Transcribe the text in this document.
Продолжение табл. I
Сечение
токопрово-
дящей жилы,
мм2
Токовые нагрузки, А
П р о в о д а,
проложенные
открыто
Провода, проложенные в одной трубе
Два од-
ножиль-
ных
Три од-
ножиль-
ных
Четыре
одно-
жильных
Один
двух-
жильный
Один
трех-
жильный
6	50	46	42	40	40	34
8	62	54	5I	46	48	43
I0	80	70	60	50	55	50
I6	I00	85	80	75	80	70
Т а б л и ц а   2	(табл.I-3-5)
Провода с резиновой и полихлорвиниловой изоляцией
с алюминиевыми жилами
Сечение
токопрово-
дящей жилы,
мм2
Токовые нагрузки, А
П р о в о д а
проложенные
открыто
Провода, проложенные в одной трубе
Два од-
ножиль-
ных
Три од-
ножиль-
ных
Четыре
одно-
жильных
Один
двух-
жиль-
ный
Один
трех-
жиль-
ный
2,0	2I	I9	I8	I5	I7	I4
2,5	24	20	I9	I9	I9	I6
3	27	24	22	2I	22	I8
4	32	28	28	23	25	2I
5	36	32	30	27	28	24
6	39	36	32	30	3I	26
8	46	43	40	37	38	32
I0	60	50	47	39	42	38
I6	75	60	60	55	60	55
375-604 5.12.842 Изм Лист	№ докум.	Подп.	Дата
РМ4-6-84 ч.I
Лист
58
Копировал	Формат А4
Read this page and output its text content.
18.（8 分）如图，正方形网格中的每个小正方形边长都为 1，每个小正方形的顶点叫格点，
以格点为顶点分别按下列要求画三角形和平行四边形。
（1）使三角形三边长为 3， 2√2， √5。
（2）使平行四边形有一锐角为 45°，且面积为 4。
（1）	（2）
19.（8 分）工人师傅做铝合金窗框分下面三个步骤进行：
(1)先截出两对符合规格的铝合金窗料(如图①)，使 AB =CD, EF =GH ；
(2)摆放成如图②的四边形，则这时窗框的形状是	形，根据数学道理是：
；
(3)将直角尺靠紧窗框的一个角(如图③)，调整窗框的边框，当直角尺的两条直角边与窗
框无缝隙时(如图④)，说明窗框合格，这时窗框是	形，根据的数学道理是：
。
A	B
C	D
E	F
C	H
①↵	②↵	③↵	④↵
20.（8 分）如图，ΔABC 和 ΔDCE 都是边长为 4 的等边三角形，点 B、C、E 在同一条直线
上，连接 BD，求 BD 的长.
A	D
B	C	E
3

[TASK STATEMENT] Restate each record exactly as written.

[WRITTEN SOLUTION]
Transcribe the text in this document.
Продолжение табл. I
Сечение
токопрово-
дящей жилы,
мм2
Токовые нагрузки, А
П р о в о д а,
проложенные
открыто
Провода, проложенные в одной трубе
Два од-
ножиль-
ных
Три од-
ножиль-
ных
Четыре
одно-
жильных
Один
двух-
жильный
Один
трех-
жильный
6	50	46	42	40	40	34
8	62	54	5I	46	48	43
I0	80	70	60	50	55	50
I6	I00	85	80	75	80	70
Т а б л и ц а   2	(табл.I-3-5)
Провода с резиновой и полихлорвиниловой изоляцией
с алюминиевыми жилами
Сечение
токопрово-
дящей жилы,
мм2
Токовые нагрузки, А
П р о в о д а
проложенные
открыто
Провода, проложенные в одной трубе
Два од-
ножиль-
ных
Три од-
ножиль-
ных
Четыре
одно-
жильных
Один
двух-
жиль-
ный
Один
трех-
жиль-
ный
2,0	2I	I9	I8	I5	I7	I4
2,5	24	20	I9	I9	I9	I6
3	27	24	22	2I	22	I8
4	32	28	28	23	25	2I
5	36	32	30	27	28	24
6	39	36	32	30	3I	26
8	46	43	40	37	38	32
I0	60	50	47	39	42	38
I6	75	60	60	55	60	55
375-604 5.12.842 Изм Лист	№ докум.	Подп.	Дата
РМ4-6-84 ч.I
Лист
58
Копировал	Формат А4
Read this page and output its text content.
18.（8 分）如图，正方形网格中的每个小正方形边长都为 1，每个小正方形的顶点叫格点，
以格点为顶点分别按下列要求画三角形和平行四边形。
（1）使三角形三边长为 3， 2√2， √5。
（2）使平行四边形有一锐角为 45°，且面积为 4。
（1）	（2）
19.（8 分）工人师傅做铝合金窗框分下面三个步骤进行：
(1)先截出两对符合规格的铝合金窗料(如图①)，使 AB =CD, EF =GH ；
(2)摆放成如图②的四边形，则这时窗框的形状是	形，根据数学道理是：
；
(3)将直角尺靠紧窗框的一个角(如图③)，调整窗框的边框，当直角尺的两条直角边与窗
框无缝隙时(如图④)，说明窗框合格，这时窗框是	形，根据的数学道理是：
。
A	B
C	D
E	F
C	H
①↵	②↵	③↵	④↵
20.（8 分）如图，ΔABC 和 ΔDCE 都是边长为 4 的等边三角形，点 B、C、E 在同一条直线
上，连接 BD，求 BD 的长.
A	D
B	C	E
3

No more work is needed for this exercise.